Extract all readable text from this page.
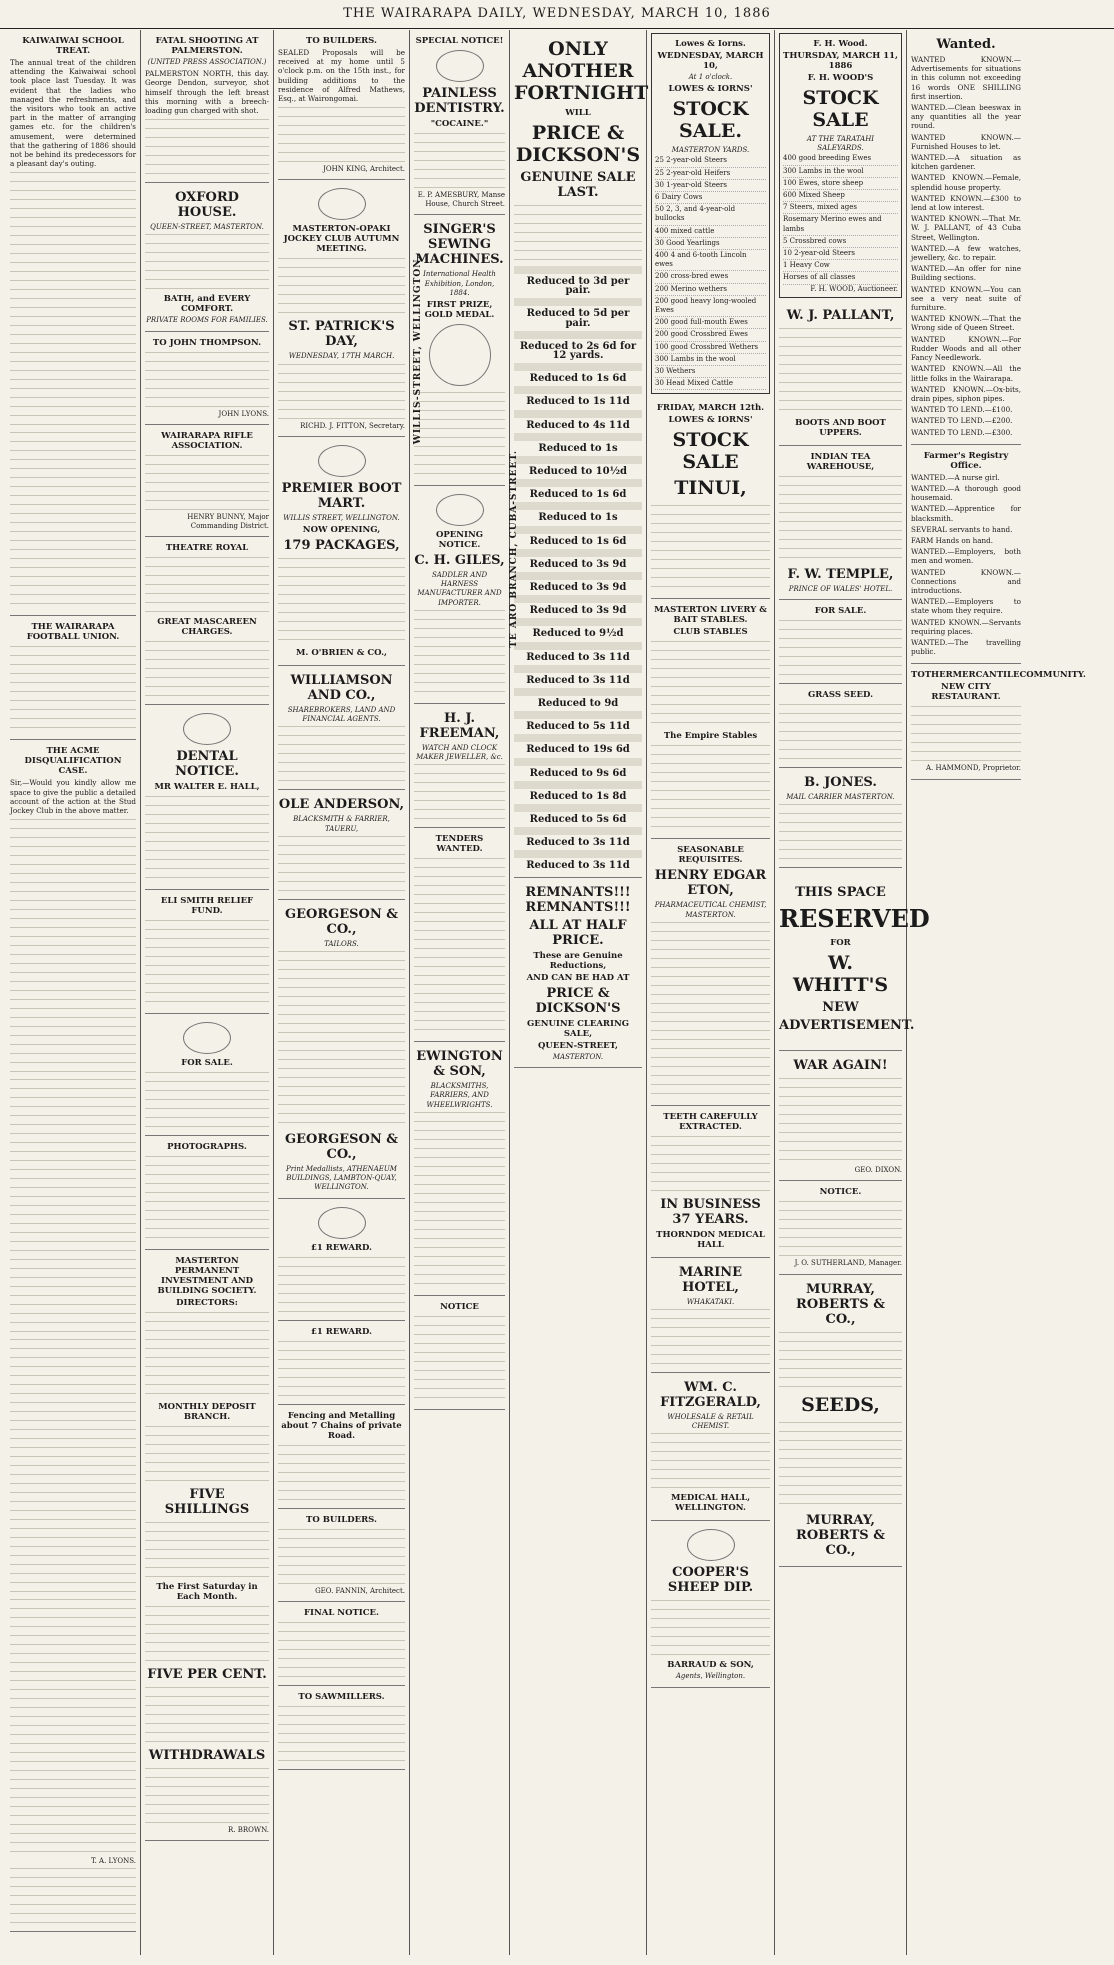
THE WAIRARAPA DAILY, WEDNESDAY, MARCH 10, 1886
KAIWAIWAI SCHOOL TREAT.
The annual treat of the children attending the Kaiwaiwai school took place last Tuesday. It was evident that the ladies who managed the refreshments, and the visitors who took an active part in the matter of arranging games etc. for the children's amusement, were determined that the gathering of 1886 should not be behind its predecessors for a pleasant day's outing.
THE WAIRARAPA FOOTBALL UNION.
THE ACME DISQUALIFICATION CASE.
Sir,—Would you kindly allow me space to give the public a detailed account of the action at the Stud Jockey Club in the above matter.
T. A. LYONS.
FATAL SHOOTING AT PALMERSTON.
(UNITED PRESS ASSOCIATION.)
PALMERSTON NORTH, this day. George Dendon, surveyor, shot himself through the left breast this morning with a breech-loading gun charged with shot.
OXFORD HOUSE.
QUEEN-STREET, MASTERTON.
BATH, and EVERY COMFORT.
PRIVATE ROOMS FOR FAMILIES.
TO JOHN THOMPSON.
JOHN LYONS.
WAIRARAPA RIFLE ASSOCIATION.
HENRY BUNNY, Major Commanding District.
THEATRE ROYAL
GREAT MASCAREEN CHARGES.
DENTAL NOTICE.
MR WALTER E. HALL,
ELI SMITH RELIEF FUND.
FOR SALE.
PHOTOGRAPHS.
MASTERTON PERMANENT INVESTMENT AND BUILDING SOCIETY.
DIRECTORS:
MONTHLY DEPOSIT BRANCH.
FIVE SHILLINGS
The First Saturday in Each Month.
FIVE PER CENT.
WITHDRAWALS
R. BROWN.
TO BUILDERS.
SEALED Proposals will be received at my home until 5 o'clock p.m. on the 15th inst., for building additions to the residence of Alfred Mathews, Esq., at Wairongomai.
JOHN KING, Architect.
MASTERTON-OPAKI JOCKEY CLUB AUTUMN MEETING.
ST. PATRICK'S DAY,
WEDNESDAY, 17TH MARCH.
RICHD. J. FITTON, Secretary.
PREMIER BOOT MART.
WILLIS STREET, WELLINGTON.
NOW OPENING,
179 PACKAGES,
M. O'BRIEN & CO.,
WILLIAMSON AND CO.,
SHAREBROKERS, LAND AND FINANCIAL AGENTS.
OLE ANDERSON,
BLACKSMITH & FARRIER, TAUERU,
GEORGESON & CO.,
TAILORS.
GEORGESON & CO.,
Print Medallists, ATHENAEUM BUILDINGS, LAMBTON-QUAY, WELLINGTON.
£1 REWARD.
£1 REWARD.
Fencing and Metalling about 7 Chains of private Road.
TO BUILDERS.
GEO. FANNIN, Architect.
FINAL NOTICE.
TO SAWMILLERS.
SPECIAL NOTICE!
PAINLESS DENTISTRY.
"COCAINE."
E. P. AMESBURY, Manse House, Church Street.
SINGER'S SEWING MACHINES.
International Health Exhibition, London, 1884.
FIRST PRIZE, GOLD MEDAL.
WILLIS-STREET, WELLINGTON.
OPENING NOTICE.
C. H. GILES,
SADDLER AND HARNESS MANUFACTURER AND IMPORTER.
H. J. FREEMAN,
WATCH AND CLOCK MAKER JEWELLER, &c.
TENDERS WANTED.
EWINGTON & SON,
BLACKSMITHS, FARRIERS, AND WHEELWRIGHTS.
NOTICE
ONLY ANOTHER FORTNIGHT
WILL
PRICE & DICKSON'S
GENUINE SALE LAST.
Reduced to 3d per pair.
Reduced to 5d per pair.
Reduced to 2s 6d for 12 yards.
Reduced to 1s 6d
Reduced to 1s 11d
Reduced to 4s 11d
Reduced to 1s
Reduced to 10½d
Reduced to 1s 6d
Reduced to 1s
Reduced to 1s 6d
Reduced to 3s 9d
Reduced to 3s 9d
Reduced to 3s 9d
Reduced to 9½d
Reduced to 3s 11d
Reduced to 3s 11d
Reduced to 9d
Reduced to 5s 11d
Reduced to 19s 6d
Reduced to 9s 6d
Reduced to 1s 8d
Reduced to 5s 6d
Reduced to 3s 11d
Reduced to 3s 11d
REMNANTS!!! REMNANTS!!!
ALL AT HALF PRICE.
These are Genuine Reductions,
AND CAN BE HAD AT
PRICE & DICKSON'S
GENUINE CLEARING SALE,
QUEEN-STREET,
MASTERTON.
TE ARO BRANCH, CUBA-STREET.
Lowes & Iorns.
WEDNESDAY, MARCH 10,
At 1 o'clock.
LOWES & IORNS'
STOCK SALE.
MASTERTON YARDS.
25 2-year-old Steers
25 2-year-old Heifers
30 1-year-old Steers
6 Dairy Cows
50 2, 3, and 4-year-old bullocks
400 mixed cattle
30 Good Yearlings
400 4 and 6-tooth Lincoln ewes
200 cross-bred ewes
200 Merino wethers
200 good heavy long-wooled Ewes
200 good full-mouth Ewes
200 good Crossbred Ewes
100 good Crossbred Wethers
300 Lambs in the wool
30 Wethers
30 Head Mixed Cattle
FRIDAY, MARCH 12th.
LOWES & IORNS'
STOCK SALE
TINUI,
MASTERTON LIVERY & BAIT STABLES.
CLUB STABLES
The Empire Stables
SEASONABLE REQUISITES.
HENRY EDGAR ETON,
PHARMACEUTICAL CHEMIST, MASTERTON.
TEETH CAREFULLY EXTRACTED.
IN BUSINESS 37 YEARS.
THORNDON MEDICAL HALL
MARINE HOTEL,
WHAKATAKI.
WM. C. FITZGERALD,
WHOLESALE & RETAIL CHEMIST.
MEDICAL HALL, WELLINGTON.
COOPER'S SHEEP DIP.
BARRAUD & SON,
Agents, Wellington.
F. H. Wood.
THURSDAY, MARCH 11, 1886
F. H. WOOD'S
STOCK SALE
AT THE TARATAHI SALEYARDS.
400 good breeding Ewes
300 Lambs in the wool
100 Ewes, store sheep
600 Mixed Sheep
7 Steers, mixed ages
Rosemary Merino ewes and lambs
5 Crossbred cows
10 2-year-old Steers
1 Heavy Cow
Horses of all classes
F. H. WOOD, Auctioneer.
W. J. PALLANT,
BOOTS AND BOOT UPPERS.
INDIAN TEA WAREHOUSE,
F. W. TEMPLE,
PRINCE OF WALES' HOTEL.
FOR SALE.
GRASS SEED.
B. JONES.
MAIL CARRIER MASTERTON.
THIS SPACE
RESERVED
FOR
W. WHITT'S
NEW
ADVERTISEMENT.
WAR AGAIN!
GEO. DIXON.
NOTICE.
J. O. SUTHERLAND, Manager.
MURRAY, ROBERTS & CO.,
SEEDS,
MURRAY, ROBERTS & CO.,
Wanted.
WANTED KNOWN.—Advertisements for situations in this column not exceeding 16 words ONE SHILLING first insertion.
WANTED.—Clean beeswax in any quantities all the year round.
WANTED KNOWN.—Furnished Houses to let.
WANTED.—A situation as kitchen gardener.
WANTED KNOWN.—Female, splendid house property.
WANTED KNOWN.—£300 to lend at low interest.
WANTED KNOWN.—That Mr. W. J. PALLANT, of 43 Cuba Street, Wellington.
WANTED.—A few watches, jewellery, &c. to repair.
WANTED.—An offer for nine Building sections.
WANTED KNOWN.—You can see a very neat suite of furniture.
WANTED KNOWN.—That the Wrong side of Queen Street.
WANTED KNOWN.—For Rudder Woods and all other Fancy Needlework.
WANTED KNOWN.—All the little folks in the Wairarapa.
WANTED KNOWN.—Ox-bits, drain pipes, siphon pipes.
WANTED TO LEND.—£100.
WANTED TO LEND.—£200.
WANTED TO LEND.—£300.
Farmer's Registry Office.
WANTED.—A nurse girl.
WANTED.—A thorough good housemaid.
WANTED.—Apprentice for blacksmith.
SEVERAL servants to hand.
FARM Hands on hand.
WANTED.—Employers, both men and women.
WANTED KNOWN.—Connections and introductions.
WANTED.—Employers to state whom they require.
WANTED KNOWN.—Servants requiring places.
WANTED.—The travelling public.
TOTHERMERCANTILECOMMUNITY.
NEW CITY RESTAURANT.
A. HAMMOND, Proprietor.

━━━━━━━━

Check each line of the records above for "NOTICE", and copy those that have it.

DENTAL NOTICE.
FINAL NOTICE.
SPECIAL NOTICE!
OPENING NOTICE.
NOTICE
NOTICE.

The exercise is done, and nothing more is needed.